# start of Dataset entries

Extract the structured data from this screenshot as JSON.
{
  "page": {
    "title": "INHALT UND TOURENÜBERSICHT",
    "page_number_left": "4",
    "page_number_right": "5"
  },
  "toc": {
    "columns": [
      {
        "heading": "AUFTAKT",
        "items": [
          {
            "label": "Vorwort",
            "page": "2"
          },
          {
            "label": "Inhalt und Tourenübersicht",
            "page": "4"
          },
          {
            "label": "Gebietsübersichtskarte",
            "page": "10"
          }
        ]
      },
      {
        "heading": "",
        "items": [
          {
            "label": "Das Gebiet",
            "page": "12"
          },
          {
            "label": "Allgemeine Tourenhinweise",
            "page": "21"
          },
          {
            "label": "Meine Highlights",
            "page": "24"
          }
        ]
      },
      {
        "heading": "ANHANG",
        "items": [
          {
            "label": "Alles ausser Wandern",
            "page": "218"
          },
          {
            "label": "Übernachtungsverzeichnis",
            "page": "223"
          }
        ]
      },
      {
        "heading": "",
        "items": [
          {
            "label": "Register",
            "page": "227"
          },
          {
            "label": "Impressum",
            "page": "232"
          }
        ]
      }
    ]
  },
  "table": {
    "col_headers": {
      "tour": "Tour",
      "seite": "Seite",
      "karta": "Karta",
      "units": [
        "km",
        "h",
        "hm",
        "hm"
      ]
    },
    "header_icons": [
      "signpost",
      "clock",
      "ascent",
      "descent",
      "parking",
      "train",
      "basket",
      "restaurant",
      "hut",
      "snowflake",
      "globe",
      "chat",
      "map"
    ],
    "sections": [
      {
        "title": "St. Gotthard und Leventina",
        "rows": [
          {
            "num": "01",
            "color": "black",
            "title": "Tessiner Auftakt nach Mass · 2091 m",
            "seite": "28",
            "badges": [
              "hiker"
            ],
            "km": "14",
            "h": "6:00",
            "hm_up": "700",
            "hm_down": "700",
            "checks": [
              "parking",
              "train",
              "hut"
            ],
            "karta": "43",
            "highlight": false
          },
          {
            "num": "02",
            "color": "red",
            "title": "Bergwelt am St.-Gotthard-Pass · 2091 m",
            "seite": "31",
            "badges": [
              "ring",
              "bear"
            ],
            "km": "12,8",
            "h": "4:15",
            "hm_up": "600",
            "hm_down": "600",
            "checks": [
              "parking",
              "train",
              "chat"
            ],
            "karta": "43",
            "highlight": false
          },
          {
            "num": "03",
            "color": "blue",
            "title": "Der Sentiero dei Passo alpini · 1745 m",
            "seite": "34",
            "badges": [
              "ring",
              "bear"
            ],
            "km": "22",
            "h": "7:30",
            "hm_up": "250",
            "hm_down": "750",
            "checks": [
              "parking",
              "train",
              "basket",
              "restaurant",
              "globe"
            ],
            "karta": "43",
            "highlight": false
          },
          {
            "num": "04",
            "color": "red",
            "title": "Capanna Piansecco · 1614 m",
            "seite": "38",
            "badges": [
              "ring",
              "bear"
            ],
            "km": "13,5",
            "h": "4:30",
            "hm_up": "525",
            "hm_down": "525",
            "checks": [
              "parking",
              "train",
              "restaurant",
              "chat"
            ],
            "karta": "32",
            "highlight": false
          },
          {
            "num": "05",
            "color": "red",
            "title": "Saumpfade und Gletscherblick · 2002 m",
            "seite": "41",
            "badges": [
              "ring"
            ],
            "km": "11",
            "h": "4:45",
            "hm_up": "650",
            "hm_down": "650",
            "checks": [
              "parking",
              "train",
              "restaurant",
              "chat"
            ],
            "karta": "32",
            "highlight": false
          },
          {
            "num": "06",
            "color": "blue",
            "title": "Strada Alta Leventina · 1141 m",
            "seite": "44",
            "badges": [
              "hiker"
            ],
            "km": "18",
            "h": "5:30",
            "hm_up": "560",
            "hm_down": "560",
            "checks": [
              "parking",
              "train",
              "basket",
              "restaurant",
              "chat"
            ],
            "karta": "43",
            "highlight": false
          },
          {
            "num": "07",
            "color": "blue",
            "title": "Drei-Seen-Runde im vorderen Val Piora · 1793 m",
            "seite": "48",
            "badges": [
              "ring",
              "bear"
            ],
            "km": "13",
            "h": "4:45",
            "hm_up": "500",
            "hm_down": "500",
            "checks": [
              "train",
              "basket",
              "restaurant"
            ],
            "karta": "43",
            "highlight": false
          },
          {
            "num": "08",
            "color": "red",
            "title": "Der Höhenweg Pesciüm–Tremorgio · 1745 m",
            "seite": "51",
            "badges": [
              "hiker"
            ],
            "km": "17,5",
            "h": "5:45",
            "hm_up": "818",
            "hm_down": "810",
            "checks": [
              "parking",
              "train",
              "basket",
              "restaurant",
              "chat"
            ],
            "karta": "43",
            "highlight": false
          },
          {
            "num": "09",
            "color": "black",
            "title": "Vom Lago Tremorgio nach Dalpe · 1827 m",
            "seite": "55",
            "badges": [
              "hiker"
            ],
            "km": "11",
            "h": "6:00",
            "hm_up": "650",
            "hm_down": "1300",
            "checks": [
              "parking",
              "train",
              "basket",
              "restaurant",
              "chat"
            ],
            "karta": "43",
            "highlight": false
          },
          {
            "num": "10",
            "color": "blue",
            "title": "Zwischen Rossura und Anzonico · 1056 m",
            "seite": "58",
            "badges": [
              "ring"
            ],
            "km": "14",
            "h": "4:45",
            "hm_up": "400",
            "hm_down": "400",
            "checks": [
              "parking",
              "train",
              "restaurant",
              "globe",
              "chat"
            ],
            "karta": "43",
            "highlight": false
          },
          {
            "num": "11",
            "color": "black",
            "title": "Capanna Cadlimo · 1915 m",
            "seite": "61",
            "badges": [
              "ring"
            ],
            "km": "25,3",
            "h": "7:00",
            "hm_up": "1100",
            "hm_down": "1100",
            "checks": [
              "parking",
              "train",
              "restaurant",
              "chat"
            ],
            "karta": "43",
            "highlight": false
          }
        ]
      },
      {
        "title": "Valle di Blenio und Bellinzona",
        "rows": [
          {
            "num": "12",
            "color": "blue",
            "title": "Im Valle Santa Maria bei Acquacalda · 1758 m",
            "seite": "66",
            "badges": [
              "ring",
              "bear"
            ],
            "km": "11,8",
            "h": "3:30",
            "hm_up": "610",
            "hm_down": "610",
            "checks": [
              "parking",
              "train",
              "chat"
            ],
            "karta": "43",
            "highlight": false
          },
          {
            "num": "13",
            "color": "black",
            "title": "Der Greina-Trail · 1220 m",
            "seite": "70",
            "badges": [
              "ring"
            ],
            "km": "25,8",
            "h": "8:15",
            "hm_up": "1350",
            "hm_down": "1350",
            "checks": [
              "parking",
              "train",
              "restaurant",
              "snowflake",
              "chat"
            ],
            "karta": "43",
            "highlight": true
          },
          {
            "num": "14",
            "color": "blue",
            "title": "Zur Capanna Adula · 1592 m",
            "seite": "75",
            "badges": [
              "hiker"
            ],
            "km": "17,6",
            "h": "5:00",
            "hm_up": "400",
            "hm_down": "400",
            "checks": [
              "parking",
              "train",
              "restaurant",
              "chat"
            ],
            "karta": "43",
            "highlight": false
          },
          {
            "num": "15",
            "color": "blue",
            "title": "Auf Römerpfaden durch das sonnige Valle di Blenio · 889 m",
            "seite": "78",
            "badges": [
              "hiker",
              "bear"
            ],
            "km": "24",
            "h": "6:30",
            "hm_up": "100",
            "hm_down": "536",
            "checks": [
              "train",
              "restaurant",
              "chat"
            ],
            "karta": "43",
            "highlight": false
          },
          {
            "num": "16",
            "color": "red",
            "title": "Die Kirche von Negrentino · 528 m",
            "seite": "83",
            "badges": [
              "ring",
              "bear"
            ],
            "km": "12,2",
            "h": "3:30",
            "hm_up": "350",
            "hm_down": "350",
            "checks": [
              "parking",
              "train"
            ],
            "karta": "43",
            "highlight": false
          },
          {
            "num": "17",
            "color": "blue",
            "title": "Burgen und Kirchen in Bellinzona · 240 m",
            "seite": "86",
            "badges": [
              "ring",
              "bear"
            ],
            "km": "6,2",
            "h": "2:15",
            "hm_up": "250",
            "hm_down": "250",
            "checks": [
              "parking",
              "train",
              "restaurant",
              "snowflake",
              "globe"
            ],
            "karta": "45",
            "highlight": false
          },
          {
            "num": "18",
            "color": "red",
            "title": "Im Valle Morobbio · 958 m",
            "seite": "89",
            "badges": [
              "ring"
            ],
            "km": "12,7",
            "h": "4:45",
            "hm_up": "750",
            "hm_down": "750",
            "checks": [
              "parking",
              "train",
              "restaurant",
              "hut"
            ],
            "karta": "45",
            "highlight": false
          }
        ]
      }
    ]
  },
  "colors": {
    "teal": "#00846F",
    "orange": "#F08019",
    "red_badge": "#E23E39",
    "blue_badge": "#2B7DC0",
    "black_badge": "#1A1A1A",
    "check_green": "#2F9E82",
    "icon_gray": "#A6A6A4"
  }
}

# end of Dataset entries

# Given request:
Write the number of lines containing the word "Leventina" and nothing besides it.

# Worked answer:
2